--- DO THIS ---
Copy out all of the data below with no alterations.

• • • • •

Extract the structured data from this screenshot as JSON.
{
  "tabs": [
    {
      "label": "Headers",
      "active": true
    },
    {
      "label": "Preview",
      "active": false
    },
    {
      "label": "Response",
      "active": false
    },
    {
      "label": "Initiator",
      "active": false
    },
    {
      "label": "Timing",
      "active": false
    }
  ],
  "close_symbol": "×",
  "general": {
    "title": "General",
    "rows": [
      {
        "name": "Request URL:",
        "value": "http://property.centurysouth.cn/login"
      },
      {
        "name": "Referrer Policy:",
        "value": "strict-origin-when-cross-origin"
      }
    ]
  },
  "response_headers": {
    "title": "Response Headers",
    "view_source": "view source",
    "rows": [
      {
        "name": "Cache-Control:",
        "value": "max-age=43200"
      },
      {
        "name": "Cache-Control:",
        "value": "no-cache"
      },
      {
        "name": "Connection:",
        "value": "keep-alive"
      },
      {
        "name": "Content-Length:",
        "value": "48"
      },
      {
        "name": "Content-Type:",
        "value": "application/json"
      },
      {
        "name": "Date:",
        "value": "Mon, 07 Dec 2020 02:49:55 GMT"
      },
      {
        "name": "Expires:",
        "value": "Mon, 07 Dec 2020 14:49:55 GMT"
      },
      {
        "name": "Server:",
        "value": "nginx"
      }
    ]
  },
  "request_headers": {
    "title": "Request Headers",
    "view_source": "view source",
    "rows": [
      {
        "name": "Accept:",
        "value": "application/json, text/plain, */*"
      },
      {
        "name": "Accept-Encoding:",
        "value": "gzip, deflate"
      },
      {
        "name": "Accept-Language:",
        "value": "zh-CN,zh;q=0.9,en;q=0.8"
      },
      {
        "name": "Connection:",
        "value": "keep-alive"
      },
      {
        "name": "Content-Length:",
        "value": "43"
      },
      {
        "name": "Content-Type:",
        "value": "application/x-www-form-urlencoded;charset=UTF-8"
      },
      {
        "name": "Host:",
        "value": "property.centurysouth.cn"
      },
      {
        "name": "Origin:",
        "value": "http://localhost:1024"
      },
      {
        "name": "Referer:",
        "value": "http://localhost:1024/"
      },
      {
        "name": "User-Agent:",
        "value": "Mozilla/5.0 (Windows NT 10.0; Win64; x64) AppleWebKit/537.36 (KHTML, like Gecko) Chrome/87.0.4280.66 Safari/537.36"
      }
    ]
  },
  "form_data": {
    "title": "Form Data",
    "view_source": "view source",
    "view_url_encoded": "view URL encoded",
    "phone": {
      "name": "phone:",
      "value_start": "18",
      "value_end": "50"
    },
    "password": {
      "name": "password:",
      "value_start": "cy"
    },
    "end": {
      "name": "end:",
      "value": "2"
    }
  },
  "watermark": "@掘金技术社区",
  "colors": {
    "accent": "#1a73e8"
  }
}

• • • • •

--- OUTPUT FOR THIS TASK ---
Extract the structured data from this screenshot as JSON.
{
  "tabs": [
    {
      "label": "Headers",
      "active": true
    },
    {
      "label": "Preview",
      "active": false
    },
    {
      "label": "Response",
      "active": false
    },
    {
      "label": "Initiator",
      "active": false
    },
    {
      "label": "Timing",
      "active": false
    }
  ],
  "close_symbol": "×",
  "general": {
    "title": "General",
    "rows": [
      {
        "name": "Request URL:",
        "value": "http://property.centurysouth.cn/login"
      },
      {
        "name": "Referrer Policy:",
        "value": "strict-origin-when-cross-origin"
      }
    ]
  },
  "response_headers": {
    "title": "Response Headers",
    "view_source": "view source",
    "rows": [
      {
        "name": "Cache-Control:",
        "value": "max-age=43200"
      },
      {
        "name": "Cache-Control:",
        "value": "no-cache"
      },
      {
        "name": "Connection:",
        "value": "keep-alive"
      },
      {
        "name": "Content-Length:",
        "value": "48"
      },
      {
        "name": "Content-Type:",
        "value": "application/json"
      },
      {
        "name": "Date:",
        "value": "Mon, 07 Dec 2020 02:49:55 GMT"
      },
      {
        "name": "Expires:",
        "value": "Mon, 07 Dec 2020 14:49:55 GMT"
      },
      {
        "name": "Server:",
        "value": "nginx"
      }
    ]
  },
  "request_headers": {
    "title": "Request Headers",
    "view_source": "view source",
    "rows": [
      {
        "name": "Accept:",
        "value": "application/json, text/plain, */*"
      },
      {
        "name": "Accept-Encoding:",
        "value": "gzip, deflate"
      },
      {
        "name": "Accept-Language:",
        "value": "zh-CN,zh;q=0.9,en;q=0.8"
      },
      {
        "name": "Connection:",
        "value": "keep-alive"
      },
      {
        "name": "Content-Length:",
        "value": "43"
      },
      {
        "name": "Content-Type:",
        "value": "application/x-www-form-urlencoded;charset=UTF-8"
      },
      {
        "name": "Host:",
        "value": "property.centurysouth.cn"
      },
      {
        "name": "Origin:",
        "value": "http://localhost:1024"
      },
      {
        "name": "Referer:",
        "value": "http://localhost:1024/"
      },
      {
        "name": "User-Agent:",
        "value": "Mozilla/5.0 (Windows NT 10.0; Win64; x64) AppleWebKit/537.36 (KHTML, like Gecko) Chrome/87.0.4280.66 Safari/537.36"
      }
    ]
  },
  "form_data": {
    "title": "Form Data",
    "view_source": "view source",
    "view_url_encoded": "view URL encoded",
    "phone": {
      "name": "phone:",
      "value_start": "18",
      "value_end": "50"
    },
    "password": {
      "name": "password:",
      "value_start": "cy"
    },
    "end": {
      "name": "end:",
      "value": "2"
    }
  },
  "watermark": "@掘金技术社区",
  "colors": {
    "accent": "#1a73e8"
  }
}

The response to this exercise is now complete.